• Exercise task: Reproduce all of the data exactly, with no line skipped.
╭──
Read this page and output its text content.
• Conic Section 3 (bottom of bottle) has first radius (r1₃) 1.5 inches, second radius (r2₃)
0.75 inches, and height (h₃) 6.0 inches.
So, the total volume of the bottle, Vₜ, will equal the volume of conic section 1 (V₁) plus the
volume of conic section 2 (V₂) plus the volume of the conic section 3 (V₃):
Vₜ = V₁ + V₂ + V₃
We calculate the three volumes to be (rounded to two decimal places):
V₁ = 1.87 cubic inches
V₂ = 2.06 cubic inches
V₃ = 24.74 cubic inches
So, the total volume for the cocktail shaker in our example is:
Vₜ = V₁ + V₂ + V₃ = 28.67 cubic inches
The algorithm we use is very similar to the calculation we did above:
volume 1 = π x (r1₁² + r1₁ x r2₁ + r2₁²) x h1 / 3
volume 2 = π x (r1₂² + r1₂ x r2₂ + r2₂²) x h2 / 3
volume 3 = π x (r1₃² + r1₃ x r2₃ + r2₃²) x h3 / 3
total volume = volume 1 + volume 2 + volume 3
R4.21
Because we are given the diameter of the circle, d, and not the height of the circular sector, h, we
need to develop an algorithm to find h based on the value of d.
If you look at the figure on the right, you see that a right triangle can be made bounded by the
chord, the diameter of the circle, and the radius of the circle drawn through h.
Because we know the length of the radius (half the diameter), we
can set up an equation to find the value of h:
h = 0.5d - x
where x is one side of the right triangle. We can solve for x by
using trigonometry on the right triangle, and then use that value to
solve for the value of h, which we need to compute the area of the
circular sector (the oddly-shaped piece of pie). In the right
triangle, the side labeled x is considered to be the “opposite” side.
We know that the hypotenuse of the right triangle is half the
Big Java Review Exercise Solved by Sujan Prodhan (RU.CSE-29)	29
╰──
• Right answer:
Read this page and output its text content.
• Conic Section 3 (bottom of bottle) has first radius (r1₃) 1.5 inches, second radius (r2₃)
0.75 inches, and height (h₃) 6.0 inches.
So, the total volume of the bottle, Vₜ, will equal the volume of conic section 1 (V₁) plus the
volume of conic section 2 (V₂) plus the volume of the conic section 3 (V₃):
Vₜ = V₁ + V₂ + V₃
We calculate the three volumes to be (rounded to two decimal places):
V₁ = 1.87 cubic inches
V₂ = 2.06 cubic inches
V₃ = 24.74 cubic inches
So, the total volume for the cocktail shaker in our example is:
Vₜ = V₁ + V₂ + V₃ = 28.67 cubic inches
The algorithm we use is very similar to the calculation we did above:
volume 1 = π x (r1₁² + r1₁ x r2₁ + r2₁²) x h1 / 3
volume 2 = π x (r1₂² + r1₂ x r2₂ + r2₂²) x h2 / 3
volume 3 = π x (r1₃² + r1₃ x r2₃ + r2₃²) x h3 / 3
total volume = volume 1 + volume 2 + volume 3
R4.21
Because we are given the diameter of the circle, d, and not the height of the circular sector, h, we
need to develop an algorithm to find h based on the value of d.
If you look at the figure on the right, you see that a right triangle can be made bounded by the
chord, the diameter of the circle, and the radius of the circle drawn through h.
Because we know the length of the radius (half the diameter), we
can set up an equation to find the value of h:
h = 0.5d - x
where x is one side of the right triangle. We can solve for x by
using trigonometry on the right triangle, and then use that value to
solve for the value of h, which we need to compute the area of the
circular sector (the oddly-shaped piece of pie). In the right
triangle, the side labeled x is considered to be the “opposite” side.
We know that the hypotenuse of the right triangle is half the
Big Java Review Exercise Solved by Sujan Prodhan (RU.CSE-29)	29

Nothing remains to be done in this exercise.